**Goal of the exercise:** Which lines in the material below contain the word "pages"? Copy each of them.

Records
══════════════════════════════

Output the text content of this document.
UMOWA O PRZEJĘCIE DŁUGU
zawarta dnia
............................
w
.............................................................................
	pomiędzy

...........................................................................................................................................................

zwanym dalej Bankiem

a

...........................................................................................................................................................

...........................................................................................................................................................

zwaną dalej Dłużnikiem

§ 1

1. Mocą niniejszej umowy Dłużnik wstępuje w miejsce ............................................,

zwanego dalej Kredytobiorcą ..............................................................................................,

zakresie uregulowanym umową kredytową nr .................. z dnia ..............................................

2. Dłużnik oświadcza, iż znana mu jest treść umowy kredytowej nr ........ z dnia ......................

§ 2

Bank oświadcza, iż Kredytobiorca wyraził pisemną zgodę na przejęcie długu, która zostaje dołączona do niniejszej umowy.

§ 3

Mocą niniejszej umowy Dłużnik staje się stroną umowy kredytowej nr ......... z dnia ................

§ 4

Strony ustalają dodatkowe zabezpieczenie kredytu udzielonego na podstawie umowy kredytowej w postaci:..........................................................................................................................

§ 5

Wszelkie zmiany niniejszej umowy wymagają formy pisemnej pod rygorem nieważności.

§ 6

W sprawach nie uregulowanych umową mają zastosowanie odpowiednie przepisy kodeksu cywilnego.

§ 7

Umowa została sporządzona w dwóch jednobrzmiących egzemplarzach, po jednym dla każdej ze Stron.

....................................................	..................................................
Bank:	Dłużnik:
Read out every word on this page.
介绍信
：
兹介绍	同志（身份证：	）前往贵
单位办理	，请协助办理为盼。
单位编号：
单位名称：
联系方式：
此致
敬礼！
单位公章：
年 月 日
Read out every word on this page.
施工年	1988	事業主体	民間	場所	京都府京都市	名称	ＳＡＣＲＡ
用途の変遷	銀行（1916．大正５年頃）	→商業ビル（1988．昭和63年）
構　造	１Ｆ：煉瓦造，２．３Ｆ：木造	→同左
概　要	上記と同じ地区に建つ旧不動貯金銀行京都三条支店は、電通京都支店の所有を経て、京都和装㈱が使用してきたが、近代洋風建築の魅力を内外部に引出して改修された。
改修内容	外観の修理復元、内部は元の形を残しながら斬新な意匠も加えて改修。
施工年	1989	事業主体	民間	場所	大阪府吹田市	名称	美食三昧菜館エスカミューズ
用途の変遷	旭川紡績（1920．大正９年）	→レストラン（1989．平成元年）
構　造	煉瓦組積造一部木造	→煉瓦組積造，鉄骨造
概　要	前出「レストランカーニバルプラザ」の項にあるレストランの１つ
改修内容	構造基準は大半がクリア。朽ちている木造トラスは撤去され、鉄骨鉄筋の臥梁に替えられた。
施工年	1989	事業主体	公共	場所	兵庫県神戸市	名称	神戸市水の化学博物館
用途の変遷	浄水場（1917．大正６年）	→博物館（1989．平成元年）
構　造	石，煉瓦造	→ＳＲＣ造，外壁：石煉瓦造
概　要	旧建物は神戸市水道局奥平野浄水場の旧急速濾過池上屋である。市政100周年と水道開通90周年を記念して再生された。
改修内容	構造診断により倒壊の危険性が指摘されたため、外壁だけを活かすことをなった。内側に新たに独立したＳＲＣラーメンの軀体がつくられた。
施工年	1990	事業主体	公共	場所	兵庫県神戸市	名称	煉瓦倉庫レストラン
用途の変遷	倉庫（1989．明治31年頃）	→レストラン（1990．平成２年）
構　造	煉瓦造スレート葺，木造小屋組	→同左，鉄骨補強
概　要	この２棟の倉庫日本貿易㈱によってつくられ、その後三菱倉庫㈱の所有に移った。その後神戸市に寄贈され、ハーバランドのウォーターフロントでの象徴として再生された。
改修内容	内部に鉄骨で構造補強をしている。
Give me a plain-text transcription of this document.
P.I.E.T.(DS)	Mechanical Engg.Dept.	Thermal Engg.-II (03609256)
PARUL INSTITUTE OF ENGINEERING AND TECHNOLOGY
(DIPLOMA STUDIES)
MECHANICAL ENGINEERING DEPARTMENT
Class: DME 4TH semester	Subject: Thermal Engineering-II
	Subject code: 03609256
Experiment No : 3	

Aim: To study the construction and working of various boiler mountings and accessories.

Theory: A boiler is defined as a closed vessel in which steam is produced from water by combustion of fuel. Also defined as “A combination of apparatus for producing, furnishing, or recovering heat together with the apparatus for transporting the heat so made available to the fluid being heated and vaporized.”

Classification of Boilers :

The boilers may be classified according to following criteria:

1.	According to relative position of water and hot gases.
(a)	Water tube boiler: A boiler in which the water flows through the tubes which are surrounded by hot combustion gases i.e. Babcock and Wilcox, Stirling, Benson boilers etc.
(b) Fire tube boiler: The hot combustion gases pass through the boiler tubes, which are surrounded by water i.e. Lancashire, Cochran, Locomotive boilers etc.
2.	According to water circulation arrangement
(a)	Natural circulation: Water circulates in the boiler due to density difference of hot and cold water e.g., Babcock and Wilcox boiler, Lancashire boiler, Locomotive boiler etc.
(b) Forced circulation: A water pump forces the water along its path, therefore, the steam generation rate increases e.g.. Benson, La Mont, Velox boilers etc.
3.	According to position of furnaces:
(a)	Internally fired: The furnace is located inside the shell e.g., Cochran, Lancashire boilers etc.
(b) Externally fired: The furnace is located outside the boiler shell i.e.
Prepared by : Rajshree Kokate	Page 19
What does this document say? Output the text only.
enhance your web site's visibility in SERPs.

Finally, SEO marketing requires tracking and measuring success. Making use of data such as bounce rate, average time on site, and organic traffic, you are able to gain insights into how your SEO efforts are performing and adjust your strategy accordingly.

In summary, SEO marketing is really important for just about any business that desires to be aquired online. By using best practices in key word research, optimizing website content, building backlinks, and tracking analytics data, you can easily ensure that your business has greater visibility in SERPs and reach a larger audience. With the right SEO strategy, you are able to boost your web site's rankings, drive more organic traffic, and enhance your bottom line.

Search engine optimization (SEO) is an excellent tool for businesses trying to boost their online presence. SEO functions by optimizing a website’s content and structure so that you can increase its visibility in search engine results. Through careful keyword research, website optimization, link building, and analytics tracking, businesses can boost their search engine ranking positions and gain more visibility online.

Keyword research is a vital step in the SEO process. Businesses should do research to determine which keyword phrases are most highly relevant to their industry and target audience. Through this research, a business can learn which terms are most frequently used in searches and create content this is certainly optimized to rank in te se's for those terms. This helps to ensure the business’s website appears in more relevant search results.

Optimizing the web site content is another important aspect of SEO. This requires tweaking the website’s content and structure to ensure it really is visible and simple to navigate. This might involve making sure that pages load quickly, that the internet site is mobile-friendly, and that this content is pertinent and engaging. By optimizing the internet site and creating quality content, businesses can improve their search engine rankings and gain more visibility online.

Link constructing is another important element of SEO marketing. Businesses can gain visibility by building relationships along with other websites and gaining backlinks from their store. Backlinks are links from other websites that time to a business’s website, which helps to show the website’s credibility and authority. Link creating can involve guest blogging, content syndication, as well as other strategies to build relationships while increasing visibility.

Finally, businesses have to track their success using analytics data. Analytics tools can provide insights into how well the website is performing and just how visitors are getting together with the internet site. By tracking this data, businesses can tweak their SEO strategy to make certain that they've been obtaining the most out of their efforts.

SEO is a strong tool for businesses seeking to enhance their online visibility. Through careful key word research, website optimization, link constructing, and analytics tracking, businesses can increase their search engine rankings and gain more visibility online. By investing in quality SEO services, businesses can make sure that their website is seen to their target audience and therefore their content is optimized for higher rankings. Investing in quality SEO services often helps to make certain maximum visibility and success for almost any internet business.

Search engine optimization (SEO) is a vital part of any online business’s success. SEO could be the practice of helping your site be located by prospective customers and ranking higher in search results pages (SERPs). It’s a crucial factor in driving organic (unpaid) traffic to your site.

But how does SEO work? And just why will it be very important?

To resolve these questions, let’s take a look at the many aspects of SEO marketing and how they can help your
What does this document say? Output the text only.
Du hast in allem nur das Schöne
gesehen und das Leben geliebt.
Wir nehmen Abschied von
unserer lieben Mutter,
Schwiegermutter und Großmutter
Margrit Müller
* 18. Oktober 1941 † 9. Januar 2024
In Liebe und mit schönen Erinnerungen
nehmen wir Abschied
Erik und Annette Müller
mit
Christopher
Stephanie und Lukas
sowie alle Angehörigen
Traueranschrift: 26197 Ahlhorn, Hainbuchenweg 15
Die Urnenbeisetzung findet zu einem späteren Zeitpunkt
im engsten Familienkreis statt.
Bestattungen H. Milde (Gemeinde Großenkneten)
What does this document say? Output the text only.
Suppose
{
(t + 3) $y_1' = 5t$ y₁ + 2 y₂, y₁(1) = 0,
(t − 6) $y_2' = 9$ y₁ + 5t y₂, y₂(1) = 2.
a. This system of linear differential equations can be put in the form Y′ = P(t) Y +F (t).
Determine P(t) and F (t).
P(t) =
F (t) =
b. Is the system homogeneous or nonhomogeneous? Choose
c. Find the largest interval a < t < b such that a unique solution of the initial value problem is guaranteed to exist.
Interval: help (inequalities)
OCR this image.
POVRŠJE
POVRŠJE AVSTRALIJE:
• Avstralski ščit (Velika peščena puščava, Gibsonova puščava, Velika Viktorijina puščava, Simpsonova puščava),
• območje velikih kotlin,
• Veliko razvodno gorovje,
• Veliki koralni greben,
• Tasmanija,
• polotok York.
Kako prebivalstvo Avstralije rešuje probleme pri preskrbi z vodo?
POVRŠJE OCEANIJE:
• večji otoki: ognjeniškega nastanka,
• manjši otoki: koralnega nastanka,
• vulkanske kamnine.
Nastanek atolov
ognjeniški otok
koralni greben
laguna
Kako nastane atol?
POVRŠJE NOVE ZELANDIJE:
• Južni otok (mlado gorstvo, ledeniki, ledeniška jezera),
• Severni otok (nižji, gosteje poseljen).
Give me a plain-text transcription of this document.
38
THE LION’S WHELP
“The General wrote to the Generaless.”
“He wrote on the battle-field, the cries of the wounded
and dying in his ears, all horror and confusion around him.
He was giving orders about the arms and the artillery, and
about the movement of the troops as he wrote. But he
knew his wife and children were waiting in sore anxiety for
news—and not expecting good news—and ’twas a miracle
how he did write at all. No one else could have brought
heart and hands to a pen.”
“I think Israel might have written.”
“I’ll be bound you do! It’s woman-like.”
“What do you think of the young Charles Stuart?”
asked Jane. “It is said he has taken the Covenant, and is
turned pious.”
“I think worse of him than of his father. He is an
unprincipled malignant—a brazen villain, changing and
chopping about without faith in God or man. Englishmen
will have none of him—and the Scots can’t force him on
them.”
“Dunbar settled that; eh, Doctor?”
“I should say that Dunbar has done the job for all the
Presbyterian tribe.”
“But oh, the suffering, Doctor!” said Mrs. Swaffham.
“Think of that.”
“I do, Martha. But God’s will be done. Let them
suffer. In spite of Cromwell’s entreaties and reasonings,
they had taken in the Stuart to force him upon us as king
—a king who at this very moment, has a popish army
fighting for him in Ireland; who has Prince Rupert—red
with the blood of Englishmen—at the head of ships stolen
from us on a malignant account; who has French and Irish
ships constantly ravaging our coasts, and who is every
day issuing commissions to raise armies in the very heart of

══════════════════════════════

**Exercise result:**
Optimizing the web site content is another important aspect of SEO. This requires tweaking the website’s content and structure to ensure it really is visible and simple to navigate. This might involve making sure that pages load quickly, that the internet site is mobile-friendly, and that this content is pertinent and engaging. By optimizing the internet site and creating quality content, businesses can improve their search engine rankings and gain more visibility online.
Search engine optimization (SEO) is a vital part of any online business’s success. SEO could be the practice of helping your site be located by prospective customers and ranking higher in search results pages (SERPs). It’s a crucial factor in driving organic (unpaid) traffic to your site.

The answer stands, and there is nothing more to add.